[[ Selected extract open ]]

President Donald Trump doesn’t pay much attention to polls, believing headlines extolling his unpopularity to be made up or part of the “fake news” apparatus he frequently rails against.

Photo by Chip Somodevilla/Getty Images

Speaking to reporters recently about polling data showing his re-election chances are slim, Trump explained that those weren’t the real polls to be looking at. “You’re looking at the wrong polls. I have the real polls,” Trump said, per a report from Deadline.

But polling data is actually close to accurate. As FiveThirtyEight has noted, even the 2016 polls were pretty spot on — they were just measuring the wrong thing. While Trump won the Electoral College, he lost the popular vote for president that year, and most major polls reflected that, with many coming within a point or two of being right on target.

With that in mind, Trump ought to be wary about new polls demonstrating, one year out from his re-election attempt, that he’s going to have an uphill battle to win again.

A new Washington Post/ABC News poll released on Tuesday morning highlights the challenges Trump is going to face. Most Americans aren’t happy with his job performance, with 58 percent saying they disapprove (his highest disapproval rating since August of 2018) and only 38 percent say they are satisfied with his work so far.

When it comes to his personality traits, the numbers are even worse: only 36 percent think Trump has the temperament to be president, while 62 percent say he does not.

On whether he’d win in hypothetical contests between the top Democrats vying to run against him, the numbers are clear: Trump is behind, in big ways, to all of them.

[[ Selected extract closed ]]
[[ Entries shown open ]]

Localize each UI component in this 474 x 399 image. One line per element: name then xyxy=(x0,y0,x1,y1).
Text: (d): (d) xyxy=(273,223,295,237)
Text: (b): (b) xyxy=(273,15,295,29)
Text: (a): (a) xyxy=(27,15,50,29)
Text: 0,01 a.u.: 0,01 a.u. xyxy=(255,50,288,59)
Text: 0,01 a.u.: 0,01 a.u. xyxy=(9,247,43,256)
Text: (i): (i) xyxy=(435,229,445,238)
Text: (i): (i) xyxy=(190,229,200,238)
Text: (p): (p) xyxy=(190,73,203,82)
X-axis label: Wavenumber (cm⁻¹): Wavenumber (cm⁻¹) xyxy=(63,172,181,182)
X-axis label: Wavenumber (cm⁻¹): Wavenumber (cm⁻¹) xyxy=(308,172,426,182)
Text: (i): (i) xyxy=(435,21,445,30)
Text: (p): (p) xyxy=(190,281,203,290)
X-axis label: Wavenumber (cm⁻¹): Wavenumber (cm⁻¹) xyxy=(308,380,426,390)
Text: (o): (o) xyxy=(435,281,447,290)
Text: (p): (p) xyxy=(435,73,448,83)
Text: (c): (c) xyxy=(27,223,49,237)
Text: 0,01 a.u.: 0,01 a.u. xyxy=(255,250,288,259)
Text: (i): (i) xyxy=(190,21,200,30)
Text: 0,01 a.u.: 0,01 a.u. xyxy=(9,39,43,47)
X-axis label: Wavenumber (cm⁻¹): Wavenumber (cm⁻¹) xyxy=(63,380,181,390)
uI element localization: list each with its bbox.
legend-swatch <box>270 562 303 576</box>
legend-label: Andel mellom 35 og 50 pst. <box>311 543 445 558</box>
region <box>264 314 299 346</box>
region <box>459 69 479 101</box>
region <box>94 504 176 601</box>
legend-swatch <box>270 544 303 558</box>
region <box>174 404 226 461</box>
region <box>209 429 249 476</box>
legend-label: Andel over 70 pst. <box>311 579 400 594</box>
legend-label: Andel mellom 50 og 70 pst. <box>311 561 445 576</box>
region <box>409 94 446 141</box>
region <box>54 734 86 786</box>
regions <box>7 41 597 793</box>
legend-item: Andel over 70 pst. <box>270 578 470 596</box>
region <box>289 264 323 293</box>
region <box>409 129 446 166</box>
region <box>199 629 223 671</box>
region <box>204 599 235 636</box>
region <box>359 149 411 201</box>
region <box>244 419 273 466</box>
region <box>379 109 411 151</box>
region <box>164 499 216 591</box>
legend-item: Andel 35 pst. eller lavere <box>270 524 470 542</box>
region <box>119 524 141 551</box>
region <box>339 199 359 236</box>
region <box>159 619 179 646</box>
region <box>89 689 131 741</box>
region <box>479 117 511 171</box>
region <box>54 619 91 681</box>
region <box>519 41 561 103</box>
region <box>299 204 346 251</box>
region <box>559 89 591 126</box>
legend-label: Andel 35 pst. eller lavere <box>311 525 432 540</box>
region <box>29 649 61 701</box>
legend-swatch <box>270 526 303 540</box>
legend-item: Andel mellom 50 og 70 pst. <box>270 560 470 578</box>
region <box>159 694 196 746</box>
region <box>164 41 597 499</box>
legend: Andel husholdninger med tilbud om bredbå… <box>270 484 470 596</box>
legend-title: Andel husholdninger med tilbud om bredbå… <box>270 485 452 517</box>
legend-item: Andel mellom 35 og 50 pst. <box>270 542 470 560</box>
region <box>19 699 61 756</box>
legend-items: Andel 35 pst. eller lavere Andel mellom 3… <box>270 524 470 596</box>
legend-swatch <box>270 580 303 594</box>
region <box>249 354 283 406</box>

[[ Entries shown closed ]]

*Task requirements*.
A - Decide whether each statement below agrees with the article on President Trump's polling. Answer yes or no for each, and quote the words from the article that settle it.
(i) The Washington Post/ABC News poll found that 58 percent of Americans disapprove of Trump's job performance.
(ii) According to FiveThirtyEight, the 2016 polls were badly inaccurate.
(iii) A majority of those polled think Trump has the temperament to be president.
B - Answer these questions using the article on President Trump's polling.
(i) Which outlet reported Trump's remark "I have the real polls"?
(ii) When was the new Washington Post/ABC News poll released?
(iii) What percentage of Americans said they are satisfied with Trump's work so far?
C - Continue the article on President Trump's polling, starting after its final sentence.

*Answers provided*.
A -
(i) Yes: "58 percent saying they disapprove"
(ii) No: "even the 2016 polls were pretty spot on"
(iii) No: "only 36 percent think Trump has the temperament to be president, while 62 percent say he does not"

B -
(i) Deadline
(ii) Tuesday morning
(iii) 38 percent

C -
Trump is 17 points behind former Vice President Joe Biden and Vermont independent Sen. Bernie Sanders. He trails Sen. Elizabeth Warren by 15 points. Both Sen. Kamala Harris and Mayor Pete Buttigieg lead Trump by 11 points. All four Democrats receive a majority of support in their respective matchups with Trump.

Among independents, Biden leads Trump by 17 points as well. This point is especially telling, because Trump won independents in 2016 against Democratic rival Hillary Clinton.

Even among Republicans, it seems that Trump’s support might be tepid. The president frequently tweets out that he has close to 95 percent approval ratings among Republicans, Newsweek has pointed out, but in this more recent poll 3-in-10 Republican voters want to see someone else nominated to run for president in 2020 altogether.

If confronted about these poll numbers, Trump will likely stick to his regular mantra of calling them “fake.” But privately, it’s probably something that’s concerning his campaign — especially the numbers regarding independent voters and less enthusiastic GOP voters. Trump will need both of those individuals in his column to turn out if he wants to win another election, as they’re key to his Electoral College chances.